(Data excerpts)
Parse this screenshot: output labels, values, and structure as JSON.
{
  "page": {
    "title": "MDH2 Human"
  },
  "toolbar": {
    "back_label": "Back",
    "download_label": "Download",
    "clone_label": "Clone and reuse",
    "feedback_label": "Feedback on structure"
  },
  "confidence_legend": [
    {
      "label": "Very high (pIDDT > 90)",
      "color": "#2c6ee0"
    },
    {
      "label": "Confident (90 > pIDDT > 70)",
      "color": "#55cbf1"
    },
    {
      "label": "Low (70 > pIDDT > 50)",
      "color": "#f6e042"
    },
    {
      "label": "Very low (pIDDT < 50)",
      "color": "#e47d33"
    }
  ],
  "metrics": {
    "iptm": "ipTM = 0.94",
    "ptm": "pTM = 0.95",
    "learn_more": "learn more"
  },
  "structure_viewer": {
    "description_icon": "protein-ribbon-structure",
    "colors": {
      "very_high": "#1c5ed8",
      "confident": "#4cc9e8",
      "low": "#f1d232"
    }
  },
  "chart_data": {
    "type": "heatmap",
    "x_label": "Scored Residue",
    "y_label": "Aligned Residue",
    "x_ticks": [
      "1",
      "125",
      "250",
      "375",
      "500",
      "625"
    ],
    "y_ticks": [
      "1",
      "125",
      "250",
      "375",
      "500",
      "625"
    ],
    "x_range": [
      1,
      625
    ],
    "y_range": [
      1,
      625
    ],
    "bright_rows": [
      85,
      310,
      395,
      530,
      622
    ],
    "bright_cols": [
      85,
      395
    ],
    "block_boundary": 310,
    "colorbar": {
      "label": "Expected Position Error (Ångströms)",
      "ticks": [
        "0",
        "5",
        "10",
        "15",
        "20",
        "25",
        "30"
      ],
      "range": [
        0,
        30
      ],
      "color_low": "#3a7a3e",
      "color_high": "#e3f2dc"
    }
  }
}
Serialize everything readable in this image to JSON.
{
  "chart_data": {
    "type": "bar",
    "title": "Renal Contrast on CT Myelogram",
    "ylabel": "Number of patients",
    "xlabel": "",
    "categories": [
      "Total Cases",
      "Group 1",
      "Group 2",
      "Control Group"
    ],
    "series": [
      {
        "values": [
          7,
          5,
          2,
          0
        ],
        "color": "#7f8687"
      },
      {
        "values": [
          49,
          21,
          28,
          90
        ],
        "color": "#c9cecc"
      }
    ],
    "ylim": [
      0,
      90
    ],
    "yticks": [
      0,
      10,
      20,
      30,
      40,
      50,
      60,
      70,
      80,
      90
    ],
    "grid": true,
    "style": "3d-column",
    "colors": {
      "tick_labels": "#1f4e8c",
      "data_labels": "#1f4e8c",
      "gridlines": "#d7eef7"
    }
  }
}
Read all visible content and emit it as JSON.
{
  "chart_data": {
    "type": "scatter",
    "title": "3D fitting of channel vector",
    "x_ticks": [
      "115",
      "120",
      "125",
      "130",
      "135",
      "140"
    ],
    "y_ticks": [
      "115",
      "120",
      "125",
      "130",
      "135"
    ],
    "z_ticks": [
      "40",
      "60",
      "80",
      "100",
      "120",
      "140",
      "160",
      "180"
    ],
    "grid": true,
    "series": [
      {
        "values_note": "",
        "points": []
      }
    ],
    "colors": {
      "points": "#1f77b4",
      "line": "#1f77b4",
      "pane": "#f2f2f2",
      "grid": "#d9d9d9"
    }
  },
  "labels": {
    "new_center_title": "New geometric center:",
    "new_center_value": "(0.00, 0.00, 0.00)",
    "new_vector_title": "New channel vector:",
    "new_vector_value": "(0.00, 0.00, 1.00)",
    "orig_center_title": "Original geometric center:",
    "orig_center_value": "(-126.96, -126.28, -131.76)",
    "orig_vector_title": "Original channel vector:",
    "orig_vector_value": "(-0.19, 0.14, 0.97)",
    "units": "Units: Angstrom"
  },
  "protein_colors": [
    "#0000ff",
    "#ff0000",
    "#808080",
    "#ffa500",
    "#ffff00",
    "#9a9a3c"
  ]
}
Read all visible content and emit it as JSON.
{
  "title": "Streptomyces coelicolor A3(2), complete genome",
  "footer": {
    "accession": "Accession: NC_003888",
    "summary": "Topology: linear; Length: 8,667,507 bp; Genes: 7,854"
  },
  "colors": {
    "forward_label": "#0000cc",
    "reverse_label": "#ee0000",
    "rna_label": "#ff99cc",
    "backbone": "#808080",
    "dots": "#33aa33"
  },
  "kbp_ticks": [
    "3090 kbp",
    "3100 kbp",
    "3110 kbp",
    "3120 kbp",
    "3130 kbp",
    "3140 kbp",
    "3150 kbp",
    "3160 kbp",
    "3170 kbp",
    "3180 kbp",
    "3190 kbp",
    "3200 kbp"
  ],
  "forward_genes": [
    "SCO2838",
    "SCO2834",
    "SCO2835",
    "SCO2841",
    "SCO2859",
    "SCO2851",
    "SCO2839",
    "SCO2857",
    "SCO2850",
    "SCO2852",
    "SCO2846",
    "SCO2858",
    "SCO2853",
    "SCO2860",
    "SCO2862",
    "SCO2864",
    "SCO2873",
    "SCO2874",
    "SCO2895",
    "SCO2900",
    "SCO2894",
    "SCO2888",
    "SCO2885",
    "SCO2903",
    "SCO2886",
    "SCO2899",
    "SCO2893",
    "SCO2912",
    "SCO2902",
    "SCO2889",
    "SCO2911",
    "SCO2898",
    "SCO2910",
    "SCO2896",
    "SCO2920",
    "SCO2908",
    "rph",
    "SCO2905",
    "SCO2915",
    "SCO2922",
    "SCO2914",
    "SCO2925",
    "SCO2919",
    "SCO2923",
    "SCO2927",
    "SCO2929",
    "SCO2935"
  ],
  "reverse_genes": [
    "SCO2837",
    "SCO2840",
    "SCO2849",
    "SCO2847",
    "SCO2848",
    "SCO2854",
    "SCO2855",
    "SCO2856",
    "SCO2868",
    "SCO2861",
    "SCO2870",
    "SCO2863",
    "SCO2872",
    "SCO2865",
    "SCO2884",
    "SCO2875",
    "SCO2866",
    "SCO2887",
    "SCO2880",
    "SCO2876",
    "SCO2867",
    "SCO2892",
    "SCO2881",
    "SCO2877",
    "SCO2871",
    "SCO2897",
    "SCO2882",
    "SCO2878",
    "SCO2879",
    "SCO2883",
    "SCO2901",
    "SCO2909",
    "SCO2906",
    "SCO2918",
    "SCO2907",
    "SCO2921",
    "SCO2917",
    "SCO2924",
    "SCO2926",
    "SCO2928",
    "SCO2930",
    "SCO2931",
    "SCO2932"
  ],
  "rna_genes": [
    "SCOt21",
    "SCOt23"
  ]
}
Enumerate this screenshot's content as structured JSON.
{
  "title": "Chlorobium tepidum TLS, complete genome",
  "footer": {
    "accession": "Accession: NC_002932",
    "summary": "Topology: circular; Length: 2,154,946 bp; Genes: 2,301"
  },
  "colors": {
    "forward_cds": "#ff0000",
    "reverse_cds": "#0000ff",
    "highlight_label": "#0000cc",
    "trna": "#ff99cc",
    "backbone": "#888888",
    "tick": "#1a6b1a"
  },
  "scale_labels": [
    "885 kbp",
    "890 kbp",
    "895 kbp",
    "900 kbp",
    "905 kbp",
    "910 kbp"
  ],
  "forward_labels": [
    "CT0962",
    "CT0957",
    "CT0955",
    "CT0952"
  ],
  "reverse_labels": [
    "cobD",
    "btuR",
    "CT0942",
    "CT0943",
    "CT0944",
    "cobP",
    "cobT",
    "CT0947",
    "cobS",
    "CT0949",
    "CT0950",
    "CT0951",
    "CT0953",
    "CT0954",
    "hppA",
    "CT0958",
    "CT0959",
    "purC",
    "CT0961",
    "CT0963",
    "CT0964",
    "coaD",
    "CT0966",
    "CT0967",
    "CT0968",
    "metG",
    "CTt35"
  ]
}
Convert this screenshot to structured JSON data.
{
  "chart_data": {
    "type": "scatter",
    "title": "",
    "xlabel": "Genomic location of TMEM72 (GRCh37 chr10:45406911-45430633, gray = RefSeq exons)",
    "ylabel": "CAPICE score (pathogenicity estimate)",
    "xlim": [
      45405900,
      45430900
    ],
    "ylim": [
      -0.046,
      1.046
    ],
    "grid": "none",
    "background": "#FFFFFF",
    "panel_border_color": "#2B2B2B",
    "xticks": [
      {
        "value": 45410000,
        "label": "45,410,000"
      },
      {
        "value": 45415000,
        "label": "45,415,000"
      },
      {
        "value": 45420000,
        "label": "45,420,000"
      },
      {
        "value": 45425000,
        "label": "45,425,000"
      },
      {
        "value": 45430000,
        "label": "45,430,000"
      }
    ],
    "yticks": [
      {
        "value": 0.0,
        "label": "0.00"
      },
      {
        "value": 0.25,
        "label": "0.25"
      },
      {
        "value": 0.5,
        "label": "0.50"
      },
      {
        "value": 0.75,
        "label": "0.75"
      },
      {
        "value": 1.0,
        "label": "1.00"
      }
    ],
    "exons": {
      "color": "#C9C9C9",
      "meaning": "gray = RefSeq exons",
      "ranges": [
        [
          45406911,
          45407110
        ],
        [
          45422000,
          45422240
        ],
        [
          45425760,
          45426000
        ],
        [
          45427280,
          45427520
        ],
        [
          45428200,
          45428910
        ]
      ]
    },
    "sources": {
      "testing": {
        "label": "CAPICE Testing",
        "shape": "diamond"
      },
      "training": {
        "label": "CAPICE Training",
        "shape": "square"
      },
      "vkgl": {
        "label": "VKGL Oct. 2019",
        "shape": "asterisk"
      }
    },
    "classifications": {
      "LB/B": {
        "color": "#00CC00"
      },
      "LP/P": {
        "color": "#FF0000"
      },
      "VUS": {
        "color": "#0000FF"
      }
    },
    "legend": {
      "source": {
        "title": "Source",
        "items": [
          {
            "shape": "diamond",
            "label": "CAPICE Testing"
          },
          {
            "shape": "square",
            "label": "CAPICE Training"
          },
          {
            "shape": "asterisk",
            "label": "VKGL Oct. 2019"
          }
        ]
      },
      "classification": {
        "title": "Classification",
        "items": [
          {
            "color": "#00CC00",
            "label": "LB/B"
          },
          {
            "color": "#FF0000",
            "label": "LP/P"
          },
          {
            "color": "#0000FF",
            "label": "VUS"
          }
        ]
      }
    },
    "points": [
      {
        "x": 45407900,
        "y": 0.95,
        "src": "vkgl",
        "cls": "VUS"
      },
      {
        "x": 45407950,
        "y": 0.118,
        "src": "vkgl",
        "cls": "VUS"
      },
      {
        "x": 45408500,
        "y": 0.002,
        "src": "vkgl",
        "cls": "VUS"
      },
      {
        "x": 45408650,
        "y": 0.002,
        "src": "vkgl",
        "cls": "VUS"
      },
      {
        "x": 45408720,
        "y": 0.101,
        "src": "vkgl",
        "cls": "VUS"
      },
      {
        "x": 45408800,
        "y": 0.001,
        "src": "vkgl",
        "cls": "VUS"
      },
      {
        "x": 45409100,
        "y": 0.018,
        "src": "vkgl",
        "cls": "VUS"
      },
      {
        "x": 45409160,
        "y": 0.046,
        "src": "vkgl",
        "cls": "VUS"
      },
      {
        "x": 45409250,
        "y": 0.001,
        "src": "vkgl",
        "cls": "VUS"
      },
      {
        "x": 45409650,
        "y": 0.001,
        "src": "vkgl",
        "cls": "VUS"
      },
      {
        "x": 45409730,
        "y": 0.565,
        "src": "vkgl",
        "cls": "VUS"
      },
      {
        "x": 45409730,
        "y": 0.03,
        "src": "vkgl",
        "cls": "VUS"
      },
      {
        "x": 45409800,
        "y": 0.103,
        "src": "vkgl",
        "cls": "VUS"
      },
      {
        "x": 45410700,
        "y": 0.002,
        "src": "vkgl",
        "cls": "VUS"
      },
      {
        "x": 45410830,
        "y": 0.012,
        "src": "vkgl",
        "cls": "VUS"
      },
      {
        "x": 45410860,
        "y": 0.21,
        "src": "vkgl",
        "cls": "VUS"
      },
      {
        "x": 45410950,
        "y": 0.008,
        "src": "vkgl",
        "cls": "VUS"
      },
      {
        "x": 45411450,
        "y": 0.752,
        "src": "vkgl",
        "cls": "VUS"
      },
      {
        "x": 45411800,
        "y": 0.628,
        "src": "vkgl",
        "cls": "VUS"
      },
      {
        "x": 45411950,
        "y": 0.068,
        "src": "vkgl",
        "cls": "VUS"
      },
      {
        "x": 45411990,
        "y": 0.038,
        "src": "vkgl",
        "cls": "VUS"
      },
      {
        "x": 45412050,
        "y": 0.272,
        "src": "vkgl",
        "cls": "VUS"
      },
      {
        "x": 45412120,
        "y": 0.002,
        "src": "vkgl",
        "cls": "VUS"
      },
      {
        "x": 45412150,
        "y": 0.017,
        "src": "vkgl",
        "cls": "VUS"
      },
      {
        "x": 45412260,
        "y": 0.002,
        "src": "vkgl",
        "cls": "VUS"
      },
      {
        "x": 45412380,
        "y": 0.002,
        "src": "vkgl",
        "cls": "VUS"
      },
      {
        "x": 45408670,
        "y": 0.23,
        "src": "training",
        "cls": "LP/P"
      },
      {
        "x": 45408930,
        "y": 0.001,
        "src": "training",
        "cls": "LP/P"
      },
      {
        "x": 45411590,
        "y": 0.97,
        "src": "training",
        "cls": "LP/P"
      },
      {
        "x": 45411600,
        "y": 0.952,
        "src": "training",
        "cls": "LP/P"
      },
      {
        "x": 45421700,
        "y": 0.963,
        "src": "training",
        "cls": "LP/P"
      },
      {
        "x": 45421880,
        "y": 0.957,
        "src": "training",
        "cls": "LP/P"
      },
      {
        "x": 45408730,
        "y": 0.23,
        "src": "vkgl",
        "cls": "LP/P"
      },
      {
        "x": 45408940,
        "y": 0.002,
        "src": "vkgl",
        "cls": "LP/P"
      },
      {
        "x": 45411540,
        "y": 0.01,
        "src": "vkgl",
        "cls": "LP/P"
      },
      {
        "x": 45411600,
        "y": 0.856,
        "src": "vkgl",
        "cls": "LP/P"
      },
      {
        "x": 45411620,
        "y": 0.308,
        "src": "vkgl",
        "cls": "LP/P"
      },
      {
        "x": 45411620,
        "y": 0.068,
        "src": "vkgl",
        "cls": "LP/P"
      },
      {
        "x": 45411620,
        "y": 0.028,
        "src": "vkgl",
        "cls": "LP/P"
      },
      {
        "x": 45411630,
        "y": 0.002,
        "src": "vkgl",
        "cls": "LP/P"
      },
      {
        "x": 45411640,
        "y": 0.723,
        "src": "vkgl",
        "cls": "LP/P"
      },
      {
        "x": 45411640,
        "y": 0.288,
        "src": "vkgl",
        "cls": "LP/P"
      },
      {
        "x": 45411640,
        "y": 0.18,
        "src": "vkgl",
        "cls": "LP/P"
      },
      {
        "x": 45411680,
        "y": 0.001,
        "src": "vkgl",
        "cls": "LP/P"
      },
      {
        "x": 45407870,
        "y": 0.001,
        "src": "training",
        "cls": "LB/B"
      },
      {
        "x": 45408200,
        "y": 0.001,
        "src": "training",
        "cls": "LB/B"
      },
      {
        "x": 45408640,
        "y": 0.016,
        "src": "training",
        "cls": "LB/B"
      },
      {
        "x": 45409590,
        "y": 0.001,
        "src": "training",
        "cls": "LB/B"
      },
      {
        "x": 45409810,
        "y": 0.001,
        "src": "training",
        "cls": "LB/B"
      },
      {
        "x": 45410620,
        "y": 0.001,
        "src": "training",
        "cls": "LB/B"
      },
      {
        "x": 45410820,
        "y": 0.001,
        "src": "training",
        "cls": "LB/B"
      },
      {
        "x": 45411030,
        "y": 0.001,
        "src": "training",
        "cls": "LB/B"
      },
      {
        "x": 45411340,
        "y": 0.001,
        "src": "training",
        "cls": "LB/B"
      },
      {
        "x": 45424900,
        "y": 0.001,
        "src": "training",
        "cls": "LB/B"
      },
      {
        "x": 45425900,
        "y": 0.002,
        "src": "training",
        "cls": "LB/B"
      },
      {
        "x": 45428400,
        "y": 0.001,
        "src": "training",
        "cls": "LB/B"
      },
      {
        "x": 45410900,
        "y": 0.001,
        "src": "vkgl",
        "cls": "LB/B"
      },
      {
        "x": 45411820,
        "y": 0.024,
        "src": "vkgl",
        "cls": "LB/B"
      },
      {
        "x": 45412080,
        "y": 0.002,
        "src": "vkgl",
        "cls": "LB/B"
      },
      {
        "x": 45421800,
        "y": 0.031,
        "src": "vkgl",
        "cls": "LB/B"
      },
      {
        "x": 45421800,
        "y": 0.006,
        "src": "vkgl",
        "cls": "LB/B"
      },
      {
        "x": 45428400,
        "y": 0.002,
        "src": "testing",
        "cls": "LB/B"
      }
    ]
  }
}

### TASK DIRECTIONS
Scan the entries above for the string "pIDDT" and copy each line containing it.

### ANSWER TO THE PROBLEM
      "label": "Very high (pIDDT > 90)",
      "label": "Confident (90 > pIDDT > 70)",
      "label": "Low (70 > pIDDT > 50)",
      "label": "Very low (pIDDT < 50)",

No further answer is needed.